**Given information**
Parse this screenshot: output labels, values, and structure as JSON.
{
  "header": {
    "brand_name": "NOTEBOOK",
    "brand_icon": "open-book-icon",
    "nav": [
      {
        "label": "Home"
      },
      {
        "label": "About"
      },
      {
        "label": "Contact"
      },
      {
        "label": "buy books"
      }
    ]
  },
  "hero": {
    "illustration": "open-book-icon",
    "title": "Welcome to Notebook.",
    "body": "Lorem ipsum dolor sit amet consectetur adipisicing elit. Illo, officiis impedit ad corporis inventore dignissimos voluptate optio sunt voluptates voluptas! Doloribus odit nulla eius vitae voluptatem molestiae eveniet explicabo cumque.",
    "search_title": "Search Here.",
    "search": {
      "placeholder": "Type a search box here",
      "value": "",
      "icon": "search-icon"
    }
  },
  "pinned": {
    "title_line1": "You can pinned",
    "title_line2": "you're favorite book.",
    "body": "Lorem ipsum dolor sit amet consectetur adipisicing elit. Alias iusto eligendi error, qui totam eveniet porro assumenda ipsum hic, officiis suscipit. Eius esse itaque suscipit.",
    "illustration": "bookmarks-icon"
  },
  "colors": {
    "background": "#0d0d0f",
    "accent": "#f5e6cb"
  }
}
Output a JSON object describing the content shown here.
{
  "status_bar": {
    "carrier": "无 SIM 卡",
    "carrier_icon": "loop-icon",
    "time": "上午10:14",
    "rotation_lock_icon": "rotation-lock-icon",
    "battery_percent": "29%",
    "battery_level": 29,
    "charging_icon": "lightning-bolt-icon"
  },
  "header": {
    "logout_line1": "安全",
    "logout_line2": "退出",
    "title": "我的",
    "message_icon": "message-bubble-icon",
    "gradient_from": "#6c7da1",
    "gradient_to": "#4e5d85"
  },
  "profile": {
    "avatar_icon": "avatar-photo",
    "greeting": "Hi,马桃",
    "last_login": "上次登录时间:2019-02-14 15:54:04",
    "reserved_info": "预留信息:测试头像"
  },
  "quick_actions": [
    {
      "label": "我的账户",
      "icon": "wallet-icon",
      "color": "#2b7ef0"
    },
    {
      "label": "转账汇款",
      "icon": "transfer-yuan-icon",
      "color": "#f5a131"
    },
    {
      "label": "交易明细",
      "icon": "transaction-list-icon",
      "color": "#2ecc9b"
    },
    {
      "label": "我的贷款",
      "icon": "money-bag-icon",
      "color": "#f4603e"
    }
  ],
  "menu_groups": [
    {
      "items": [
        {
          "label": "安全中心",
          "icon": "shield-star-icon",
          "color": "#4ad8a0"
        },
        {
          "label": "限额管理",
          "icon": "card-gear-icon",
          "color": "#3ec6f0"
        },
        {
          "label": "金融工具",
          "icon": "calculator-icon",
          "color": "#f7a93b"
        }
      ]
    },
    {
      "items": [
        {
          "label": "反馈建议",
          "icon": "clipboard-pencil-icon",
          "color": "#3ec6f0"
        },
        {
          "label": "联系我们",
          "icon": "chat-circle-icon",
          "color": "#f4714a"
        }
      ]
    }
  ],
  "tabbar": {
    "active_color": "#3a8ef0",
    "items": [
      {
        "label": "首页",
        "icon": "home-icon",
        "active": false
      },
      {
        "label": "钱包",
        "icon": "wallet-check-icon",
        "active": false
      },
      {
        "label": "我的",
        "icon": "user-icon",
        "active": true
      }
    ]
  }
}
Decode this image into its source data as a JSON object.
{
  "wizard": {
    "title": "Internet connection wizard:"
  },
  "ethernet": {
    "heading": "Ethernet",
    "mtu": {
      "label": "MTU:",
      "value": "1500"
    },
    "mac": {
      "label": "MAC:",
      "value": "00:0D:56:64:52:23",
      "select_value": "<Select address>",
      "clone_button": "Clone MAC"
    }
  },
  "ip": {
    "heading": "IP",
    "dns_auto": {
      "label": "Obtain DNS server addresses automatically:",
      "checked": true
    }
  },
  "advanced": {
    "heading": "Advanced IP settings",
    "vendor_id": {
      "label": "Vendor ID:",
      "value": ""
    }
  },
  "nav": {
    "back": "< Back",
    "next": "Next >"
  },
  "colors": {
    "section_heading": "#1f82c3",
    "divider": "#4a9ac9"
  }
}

**Exercise**
Copy out each line that contains the word "wizard".

**Solution below**
  "wizard": {
    "title": "Internet connection wizard:"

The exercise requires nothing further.